Written request =
Wherever a line below holds the word "JSON", copy that line.

Records for this task =
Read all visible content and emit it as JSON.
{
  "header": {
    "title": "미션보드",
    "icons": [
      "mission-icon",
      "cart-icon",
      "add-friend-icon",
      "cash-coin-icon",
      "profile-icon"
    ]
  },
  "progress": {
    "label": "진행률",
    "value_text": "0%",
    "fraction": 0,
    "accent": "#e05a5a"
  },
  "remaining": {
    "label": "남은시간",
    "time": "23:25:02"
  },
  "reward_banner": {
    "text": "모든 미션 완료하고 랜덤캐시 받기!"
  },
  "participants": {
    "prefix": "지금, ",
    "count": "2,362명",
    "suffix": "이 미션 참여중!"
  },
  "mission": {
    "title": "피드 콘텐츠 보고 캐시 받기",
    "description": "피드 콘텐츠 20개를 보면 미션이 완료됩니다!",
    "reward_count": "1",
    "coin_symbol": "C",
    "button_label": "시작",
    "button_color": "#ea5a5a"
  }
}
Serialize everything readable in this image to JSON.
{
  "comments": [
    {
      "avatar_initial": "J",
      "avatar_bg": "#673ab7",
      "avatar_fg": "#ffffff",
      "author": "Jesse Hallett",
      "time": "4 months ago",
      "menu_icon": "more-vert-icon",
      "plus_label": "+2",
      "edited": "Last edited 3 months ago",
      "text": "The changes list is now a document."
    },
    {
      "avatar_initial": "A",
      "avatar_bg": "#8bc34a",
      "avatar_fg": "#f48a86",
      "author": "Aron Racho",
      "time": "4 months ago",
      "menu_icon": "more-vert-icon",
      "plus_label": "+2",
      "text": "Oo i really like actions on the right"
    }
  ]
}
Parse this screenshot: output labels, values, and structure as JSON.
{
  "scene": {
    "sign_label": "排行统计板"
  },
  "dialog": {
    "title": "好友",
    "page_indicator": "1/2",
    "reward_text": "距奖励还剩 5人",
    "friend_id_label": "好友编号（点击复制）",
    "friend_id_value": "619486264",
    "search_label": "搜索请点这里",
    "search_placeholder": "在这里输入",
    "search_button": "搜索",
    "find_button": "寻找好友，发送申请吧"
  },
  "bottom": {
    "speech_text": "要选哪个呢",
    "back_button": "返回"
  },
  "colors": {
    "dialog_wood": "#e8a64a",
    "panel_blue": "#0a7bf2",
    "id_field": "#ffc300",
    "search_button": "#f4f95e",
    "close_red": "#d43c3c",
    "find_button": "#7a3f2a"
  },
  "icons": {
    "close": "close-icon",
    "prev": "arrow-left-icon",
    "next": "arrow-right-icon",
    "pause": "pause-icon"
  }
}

Result for this task =
Read all visible content and emit it as JSON.
Serialize everything readable in this image to JSON.
Parse this screenshot: output labels, values, and structure as JSON.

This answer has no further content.